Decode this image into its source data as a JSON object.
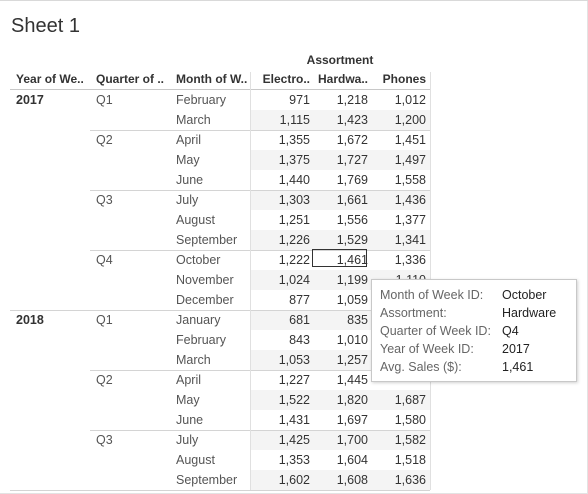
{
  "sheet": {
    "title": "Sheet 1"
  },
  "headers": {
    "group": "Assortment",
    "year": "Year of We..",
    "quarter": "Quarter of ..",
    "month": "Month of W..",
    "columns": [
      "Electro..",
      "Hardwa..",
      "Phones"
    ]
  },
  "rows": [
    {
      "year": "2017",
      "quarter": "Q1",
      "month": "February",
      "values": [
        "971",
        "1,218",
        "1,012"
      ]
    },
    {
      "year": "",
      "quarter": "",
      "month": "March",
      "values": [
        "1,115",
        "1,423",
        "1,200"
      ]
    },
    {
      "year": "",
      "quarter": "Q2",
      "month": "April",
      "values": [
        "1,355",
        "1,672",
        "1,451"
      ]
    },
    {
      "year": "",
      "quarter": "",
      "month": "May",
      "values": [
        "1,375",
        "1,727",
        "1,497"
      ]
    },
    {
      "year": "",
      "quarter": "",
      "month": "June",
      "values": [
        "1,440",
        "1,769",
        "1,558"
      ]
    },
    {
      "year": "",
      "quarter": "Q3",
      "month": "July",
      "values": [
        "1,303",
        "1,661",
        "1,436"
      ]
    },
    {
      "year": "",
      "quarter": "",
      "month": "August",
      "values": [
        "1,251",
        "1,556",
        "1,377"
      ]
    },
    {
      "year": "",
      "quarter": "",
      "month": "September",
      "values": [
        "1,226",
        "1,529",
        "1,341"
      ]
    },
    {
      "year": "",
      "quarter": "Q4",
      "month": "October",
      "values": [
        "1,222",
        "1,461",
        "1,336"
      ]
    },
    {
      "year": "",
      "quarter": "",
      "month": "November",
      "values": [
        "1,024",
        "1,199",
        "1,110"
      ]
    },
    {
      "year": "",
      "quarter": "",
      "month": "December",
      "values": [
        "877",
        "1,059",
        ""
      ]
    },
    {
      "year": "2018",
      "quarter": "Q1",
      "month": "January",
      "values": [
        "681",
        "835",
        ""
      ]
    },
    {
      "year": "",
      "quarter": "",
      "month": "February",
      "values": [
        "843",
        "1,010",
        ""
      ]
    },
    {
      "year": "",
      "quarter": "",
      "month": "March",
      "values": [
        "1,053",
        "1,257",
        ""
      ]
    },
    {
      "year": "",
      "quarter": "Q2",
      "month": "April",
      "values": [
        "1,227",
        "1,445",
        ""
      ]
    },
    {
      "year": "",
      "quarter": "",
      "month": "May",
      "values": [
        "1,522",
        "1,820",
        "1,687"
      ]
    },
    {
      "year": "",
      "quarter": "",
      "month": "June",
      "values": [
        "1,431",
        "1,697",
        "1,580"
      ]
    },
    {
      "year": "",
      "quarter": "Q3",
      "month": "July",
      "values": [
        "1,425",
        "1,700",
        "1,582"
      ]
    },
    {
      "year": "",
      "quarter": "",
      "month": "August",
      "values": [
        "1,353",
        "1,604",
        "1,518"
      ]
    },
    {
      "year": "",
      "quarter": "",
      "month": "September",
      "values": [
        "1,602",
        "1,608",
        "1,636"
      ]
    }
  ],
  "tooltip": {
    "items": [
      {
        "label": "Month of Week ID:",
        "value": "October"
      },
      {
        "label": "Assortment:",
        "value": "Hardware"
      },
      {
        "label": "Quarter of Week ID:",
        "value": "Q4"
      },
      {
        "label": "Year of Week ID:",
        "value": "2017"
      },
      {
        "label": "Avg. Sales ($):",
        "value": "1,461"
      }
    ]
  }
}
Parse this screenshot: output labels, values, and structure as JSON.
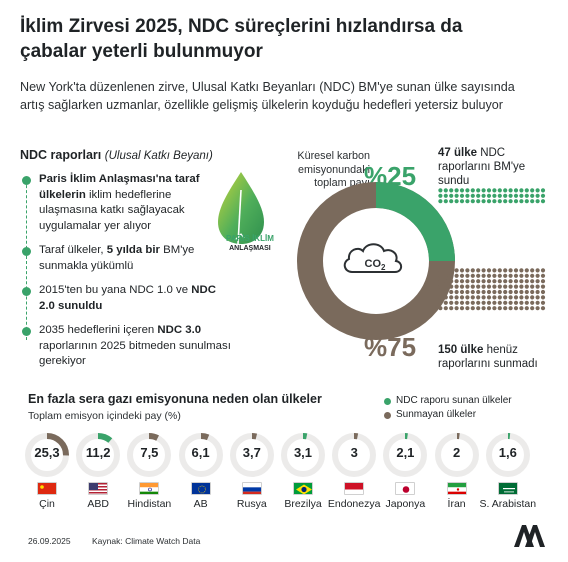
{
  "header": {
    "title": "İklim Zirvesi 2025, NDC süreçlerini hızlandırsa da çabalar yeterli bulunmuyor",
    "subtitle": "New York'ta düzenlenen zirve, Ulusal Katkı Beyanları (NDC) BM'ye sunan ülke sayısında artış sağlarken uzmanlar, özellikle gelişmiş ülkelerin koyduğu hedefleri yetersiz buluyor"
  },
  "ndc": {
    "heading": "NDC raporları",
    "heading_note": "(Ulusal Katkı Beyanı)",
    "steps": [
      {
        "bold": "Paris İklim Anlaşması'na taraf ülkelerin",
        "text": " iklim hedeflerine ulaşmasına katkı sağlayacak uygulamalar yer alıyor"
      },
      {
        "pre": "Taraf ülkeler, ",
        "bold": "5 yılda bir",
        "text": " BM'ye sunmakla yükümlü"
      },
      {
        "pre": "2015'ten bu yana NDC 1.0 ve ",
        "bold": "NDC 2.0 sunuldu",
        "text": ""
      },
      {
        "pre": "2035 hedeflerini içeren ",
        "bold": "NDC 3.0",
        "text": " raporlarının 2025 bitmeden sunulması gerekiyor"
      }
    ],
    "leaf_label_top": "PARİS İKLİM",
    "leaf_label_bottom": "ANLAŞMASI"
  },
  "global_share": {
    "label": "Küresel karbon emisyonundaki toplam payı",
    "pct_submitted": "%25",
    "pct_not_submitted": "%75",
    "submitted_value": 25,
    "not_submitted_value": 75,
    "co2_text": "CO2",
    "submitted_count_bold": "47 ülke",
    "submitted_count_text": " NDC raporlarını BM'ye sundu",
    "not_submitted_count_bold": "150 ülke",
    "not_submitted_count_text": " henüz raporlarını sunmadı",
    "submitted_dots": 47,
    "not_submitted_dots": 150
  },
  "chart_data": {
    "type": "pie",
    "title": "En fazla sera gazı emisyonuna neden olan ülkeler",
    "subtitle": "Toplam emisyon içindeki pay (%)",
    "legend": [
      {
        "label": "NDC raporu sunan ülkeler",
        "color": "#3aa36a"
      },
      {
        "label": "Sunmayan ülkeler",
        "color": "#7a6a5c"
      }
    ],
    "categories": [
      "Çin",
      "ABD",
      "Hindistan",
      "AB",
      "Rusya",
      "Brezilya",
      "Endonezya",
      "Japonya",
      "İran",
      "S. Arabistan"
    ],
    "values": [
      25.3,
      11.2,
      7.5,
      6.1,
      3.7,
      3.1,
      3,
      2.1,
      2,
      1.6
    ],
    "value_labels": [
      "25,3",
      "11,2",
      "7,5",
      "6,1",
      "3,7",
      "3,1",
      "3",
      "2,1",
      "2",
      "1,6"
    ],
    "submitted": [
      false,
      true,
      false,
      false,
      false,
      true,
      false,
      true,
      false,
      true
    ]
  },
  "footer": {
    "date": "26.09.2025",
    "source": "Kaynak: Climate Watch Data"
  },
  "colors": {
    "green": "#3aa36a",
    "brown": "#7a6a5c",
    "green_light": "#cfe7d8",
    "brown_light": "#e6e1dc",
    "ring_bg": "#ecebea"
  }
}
+===+
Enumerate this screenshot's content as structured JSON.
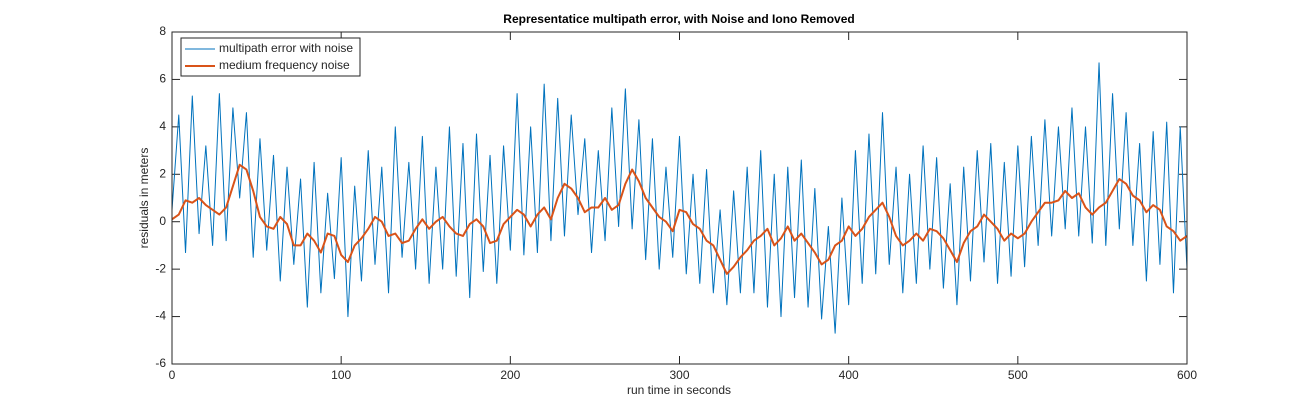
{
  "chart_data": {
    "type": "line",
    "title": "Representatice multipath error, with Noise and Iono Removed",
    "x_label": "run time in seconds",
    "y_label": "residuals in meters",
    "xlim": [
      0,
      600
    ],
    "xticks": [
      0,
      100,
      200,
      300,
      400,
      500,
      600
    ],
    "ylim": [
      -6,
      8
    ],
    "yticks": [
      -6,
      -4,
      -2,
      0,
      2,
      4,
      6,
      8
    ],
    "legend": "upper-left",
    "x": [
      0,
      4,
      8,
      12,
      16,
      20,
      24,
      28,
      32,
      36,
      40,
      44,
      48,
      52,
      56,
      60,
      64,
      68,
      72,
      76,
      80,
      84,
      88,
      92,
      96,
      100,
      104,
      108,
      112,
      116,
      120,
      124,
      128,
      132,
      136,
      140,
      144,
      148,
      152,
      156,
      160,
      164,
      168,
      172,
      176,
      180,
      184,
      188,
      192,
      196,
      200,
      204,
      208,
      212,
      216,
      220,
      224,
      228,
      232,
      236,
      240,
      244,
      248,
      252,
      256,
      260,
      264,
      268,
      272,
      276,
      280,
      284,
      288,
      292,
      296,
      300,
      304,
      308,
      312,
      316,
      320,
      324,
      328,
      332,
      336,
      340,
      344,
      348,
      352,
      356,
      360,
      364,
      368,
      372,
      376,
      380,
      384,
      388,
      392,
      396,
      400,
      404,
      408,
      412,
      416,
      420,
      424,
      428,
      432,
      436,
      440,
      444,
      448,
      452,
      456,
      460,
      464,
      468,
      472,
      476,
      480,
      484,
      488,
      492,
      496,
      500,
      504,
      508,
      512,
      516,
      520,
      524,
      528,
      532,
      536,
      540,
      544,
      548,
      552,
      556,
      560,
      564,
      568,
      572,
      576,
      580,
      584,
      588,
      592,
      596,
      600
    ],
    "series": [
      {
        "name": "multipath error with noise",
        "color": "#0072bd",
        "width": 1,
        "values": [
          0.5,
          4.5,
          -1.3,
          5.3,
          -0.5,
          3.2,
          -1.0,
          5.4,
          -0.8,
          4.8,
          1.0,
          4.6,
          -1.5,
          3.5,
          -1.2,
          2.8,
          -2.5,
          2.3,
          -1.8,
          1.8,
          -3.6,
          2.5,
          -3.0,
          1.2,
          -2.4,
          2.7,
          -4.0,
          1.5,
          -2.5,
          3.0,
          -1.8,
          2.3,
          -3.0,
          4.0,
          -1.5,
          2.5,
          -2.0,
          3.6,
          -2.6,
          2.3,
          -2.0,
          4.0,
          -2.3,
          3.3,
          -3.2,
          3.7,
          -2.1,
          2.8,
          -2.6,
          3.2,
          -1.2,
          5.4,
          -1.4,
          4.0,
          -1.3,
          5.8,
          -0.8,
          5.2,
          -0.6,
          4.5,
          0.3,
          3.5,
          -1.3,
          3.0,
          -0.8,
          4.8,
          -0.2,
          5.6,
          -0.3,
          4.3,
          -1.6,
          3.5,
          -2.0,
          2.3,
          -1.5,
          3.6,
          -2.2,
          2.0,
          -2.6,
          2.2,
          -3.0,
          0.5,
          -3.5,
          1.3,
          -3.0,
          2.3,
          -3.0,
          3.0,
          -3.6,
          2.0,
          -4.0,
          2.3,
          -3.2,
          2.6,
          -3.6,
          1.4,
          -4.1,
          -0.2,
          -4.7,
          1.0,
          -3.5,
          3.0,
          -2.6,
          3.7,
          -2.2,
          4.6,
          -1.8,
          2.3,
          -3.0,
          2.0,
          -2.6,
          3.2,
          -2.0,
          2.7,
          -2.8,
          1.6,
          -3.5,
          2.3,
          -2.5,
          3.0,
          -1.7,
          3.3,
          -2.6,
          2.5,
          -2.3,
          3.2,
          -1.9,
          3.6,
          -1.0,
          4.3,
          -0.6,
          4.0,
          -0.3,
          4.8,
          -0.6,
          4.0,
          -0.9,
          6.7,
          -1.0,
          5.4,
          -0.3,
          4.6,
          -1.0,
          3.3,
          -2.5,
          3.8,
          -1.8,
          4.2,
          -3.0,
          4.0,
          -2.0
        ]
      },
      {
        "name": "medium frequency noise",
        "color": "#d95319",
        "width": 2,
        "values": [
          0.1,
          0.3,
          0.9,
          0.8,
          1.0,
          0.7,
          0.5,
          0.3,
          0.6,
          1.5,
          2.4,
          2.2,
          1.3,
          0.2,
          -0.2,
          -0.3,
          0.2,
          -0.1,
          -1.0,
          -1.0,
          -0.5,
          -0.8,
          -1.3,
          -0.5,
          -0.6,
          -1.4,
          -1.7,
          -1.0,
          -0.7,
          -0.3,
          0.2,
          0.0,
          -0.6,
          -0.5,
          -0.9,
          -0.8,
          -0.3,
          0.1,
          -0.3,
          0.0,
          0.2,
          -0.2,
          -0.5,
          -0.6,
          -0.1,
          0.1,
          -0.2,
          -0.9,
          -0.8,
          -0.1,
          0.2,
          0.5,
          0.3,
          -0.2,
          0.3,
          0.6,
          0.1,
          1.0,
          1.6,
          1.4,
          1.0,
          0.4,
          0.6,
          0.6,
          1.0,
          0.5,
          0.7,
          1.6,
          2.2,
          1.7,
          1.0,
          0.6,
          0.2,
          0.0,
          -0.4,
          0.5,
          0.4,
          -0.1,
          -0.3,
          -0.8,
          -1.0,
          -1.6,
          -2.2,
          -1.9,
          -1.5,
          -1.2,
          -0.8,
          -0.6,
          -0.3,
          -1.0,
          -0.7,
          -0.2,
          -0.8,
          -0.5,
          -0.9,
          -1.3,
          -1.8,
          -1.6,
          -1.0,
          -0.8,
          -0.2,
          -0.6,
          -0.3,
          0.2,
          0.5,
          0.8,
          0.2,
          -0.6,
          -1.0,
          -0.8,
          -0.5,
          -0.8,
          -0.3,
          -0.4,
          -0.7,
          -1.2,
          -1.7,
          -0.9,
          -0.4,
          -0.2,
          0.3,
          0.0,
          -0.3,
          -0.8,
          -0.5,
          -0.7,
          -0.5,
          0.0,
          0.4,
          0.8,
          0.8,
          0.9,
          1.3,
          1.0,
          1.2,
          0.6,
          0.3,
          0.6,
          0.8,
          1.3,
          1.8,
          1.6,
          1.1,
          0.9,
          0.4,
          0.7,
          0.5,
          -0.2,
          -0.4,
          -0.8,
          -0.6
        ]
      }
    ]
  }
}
+===+
● TASK INSTRUCTIONS
Look for "sunan" and pull out every line that has it.

● SOLUTION
    "subtitle": "New York'ta düzenlenen zirve, Ulusal Katkı Beyanları (NDC) BM'ye sunan ülke sayısında artış sağlarken uzmanlar, özellikle gelişmiş ülkelerin koyduğu hedefleri yetersiz buluyor"
        "label": "NDC raporu sunan ülkeler",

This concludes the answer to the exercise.